■ **REQUIREMENTS**
Extract from the listing each line in which the word "siswa" appears.

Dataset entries
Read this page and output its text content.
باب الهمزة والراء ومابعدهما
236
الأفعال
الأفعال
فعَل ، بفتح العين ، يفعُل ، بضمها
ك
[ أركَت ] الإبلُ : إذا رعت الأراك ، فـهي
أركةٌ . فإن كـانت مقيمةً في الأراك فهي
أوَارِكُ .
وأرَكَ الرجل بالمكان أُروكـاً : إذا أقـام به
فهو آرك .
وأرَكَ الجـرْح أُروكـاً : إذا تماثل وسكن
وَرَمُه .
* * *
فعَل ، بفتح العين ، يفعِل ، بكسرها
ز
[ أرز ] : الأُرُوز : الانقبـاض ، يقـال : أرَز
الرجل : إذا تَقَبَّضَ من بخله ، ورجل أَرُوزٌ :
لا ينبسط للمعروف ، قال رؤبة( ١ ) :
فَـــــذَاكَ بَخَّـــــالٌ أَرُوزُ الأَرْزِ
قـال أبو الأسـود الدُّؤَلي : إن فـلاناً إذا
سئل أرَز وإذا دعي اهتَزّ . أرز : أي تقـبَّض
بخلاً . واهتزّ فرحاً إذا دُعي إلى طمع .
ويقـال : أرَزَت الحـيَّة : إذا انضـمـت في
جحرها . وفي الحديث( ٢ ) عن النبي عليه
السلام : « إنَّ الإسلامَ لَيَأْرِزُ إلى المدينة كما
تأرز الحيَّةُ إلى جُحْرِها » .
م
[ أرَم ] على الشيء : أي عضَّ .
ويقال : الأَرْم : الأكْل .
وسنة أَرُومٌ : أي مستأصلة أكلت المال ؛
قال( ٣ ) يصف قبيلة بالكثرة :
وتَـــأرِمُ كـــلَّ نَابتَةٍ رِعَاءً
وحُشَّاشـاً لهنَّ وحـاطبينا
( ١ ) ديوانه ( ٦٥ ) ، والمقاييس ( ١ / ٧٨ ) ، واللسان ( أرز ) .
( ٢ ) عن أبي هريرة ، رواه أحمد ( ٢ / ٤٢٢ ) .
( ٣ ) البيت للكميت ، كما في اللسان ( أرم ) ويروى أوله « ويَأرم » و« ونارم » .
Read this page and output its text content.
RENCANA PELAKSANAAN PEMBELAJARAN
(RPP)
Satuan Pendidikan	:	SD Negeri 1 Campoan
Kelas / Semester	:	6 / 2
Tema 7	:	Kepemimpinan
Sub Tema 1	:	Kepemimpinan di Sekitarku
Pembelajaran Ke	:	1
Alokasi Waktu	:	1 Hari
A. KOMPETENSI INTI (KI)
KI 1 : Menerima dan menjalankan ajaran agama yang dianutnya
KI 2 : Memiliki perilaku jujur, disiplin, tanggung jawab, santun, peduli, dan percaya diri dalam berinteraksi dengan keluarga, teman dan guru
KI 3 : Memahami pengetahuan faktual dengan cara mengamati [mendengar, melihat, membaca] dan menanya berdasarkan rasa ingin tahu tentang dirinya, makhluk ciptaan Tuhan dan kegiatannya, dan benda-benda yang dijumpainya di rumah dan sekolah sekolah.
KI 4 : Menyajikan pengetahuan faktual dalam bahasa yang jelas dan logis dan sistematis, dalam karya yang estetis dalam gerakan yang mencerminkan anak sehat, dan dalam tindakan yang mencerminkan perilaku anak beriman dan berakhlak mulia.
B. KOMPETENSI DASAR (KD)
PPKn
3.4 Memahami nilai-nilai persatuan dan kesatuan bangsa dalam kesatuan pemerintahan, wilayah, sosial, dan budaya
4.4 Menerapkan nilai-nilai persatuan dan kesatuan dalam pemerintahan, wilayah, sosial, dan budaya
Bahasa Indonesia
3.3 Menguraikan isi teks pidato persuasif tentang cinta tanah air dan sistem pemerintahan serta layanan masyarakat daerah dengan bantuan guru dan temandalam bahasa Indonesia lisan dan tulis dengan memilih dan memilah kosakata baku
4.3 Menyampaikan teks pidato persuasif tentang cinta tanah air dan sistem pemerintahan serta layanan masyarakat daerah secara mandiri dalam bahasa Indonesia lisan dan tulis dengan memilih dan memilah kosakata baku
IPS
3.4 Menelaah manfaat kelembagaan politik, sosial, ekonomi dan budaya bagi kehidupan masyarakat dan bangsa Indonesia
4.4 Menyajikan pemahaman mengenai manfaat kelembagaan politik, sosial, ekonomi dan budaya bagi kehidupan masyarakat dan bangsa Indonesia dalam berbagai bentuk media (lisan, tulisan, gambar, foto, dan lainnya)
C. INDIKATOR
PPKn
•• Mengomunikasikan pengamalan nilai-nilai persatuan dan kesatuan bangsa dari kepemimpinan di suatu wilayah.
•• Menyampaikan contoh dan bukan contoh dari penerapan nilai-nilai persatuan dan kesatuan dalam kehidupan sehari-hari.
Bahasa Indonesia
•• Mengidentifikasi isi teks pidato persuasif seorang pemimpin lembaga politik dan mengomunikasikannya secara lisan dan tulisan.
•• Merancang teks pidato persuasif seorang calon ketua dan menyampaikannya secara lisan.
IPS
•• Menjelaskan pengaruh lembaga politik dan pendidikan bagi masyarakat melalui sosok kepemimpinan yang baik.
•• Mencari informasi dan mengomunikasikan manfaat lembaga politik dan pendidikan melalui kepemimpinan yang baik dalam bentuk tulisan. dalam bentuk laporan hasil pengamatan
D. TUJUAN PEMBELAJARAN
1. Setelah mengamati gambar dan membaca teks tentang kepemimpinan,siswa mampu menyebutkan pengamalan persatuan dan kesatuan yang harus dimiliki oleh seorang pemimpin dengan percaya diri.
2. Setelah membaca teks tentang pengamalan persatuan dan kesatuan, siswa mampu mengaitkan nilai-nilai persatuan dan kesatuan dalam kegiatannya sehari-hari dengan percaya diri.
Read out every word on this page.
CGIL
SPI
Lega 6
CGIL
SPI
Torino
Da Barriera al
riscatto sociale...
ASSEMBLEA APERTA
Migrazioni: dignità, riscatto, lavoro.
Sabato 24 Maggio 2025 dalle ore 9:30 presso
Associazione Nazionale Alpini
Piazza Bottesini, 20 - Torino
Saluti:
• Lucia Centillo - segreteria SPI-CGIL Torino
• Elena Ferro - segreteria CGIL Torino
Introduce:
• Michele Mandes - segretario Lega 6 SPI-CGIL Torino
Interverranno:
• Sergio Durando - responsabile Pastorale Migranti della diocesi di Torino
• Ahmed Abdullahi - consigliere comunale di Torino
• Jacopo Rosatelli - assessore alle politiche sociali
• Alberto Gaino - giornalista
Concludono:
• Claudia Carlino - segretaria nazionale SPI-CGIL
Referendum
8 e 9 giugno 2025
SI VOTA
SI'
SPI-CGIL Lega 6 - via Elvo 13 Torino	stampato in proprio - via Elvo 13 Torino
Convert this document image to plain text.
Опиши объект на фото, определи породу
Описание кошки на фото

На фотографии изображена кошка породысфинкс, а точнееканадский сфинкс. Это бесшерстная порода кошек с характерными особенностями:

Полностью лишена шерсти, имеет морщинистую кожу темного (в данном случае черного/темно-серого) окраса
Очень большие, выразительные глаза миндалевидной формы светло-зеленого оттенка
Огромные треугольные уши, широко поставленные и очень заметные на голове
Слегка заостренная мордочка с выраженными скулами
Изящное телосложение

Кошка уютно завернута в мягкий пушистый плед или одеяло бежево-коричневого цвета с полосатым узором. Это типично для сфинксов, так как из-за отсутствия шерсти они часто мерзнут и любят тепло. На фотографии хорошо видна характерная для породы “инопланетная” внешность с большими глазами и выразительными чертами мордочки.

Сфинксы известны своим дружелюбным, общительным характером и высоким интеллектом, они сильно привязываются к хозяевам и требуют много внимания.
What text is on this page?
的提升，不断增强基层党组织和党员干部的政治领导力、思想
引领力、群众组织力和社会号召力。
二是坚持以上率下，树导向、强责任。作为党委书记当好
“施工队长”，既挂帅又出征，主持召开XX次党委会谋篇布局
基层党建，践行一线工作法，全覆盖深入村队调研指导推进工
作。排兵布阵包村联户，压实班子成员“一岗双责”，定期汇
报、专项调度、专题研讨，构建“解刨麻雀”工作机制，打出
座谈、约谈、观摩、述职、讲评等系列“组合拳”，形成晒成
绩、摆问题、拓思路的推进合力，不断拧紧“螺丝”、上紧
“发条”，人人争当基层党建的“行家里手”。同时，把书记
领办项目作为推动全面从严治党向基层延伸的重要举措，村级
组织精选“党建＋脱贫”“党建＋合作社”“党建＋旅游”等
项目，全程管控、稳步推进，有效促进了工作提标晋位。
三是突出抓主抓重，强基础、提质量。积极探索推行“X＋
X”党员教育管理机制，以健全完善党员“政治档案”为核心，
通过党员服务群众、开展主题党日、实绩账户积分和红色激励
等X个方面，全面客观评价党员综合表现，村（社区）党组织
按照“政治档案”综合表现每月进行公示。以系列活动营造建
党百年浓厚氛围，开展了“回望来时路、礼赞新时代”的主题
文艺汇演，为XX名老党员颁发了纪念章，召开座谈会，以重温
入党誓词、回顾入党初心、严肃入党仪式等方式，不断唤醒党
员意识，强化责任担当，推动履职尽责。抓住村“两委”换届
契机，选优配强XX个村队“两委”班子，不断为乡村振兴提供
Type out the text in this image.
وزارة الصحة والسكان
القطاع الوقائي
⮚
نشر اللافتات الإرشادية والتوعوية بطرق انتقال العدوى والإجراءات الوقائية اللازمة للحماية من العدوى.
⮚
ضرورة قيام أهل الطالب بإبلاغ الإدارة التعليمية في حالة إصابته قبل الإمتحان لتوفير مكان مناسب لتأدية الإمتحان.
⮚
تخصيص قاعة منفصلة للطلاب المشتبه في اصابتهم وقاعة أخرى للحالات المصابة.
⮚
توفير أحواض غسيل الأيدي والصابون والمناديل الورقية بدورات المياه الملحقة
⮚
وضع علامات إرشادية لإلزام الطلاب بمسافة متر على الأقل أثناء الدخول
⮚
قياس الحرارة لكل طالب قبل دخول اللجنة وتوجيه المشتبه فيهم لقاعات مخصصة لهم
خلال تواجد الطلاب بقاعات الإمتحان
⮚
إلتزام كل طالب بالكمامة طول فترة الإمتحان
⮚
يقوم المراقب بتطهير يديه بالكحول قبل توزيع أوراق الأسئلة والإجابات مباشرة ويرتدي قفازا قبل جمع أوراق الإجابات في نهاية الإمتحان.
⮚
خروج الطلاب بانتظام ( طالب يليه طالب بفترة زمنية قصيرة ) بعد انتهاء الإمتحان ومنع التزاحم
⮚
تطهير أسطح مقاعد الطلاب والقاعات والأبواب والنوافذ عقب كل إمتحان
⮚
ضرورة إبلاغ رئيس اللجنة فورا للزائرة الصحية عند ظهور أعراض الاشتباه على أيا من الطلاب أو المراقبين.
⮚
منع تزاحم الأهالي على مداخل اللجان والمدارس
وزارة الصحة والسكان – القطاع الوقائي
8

■ **RESPONSE**
1. Setelah mengamati gambar dan membaca teks tentang kepemimpinan,siswa mampu menyebutkan pengamalan persatuan dan kesatuan yang harus dimiliki oleh seorang pemimpin dengan percaya diri.
2. Setelah membaca teks tentang pengamalan persatuan dan kesatuan, siswa mampu mengaitkan nilai-nilai persatuan dan kesatuan dalam kegiatannya sehari-hari dengan percaya diri.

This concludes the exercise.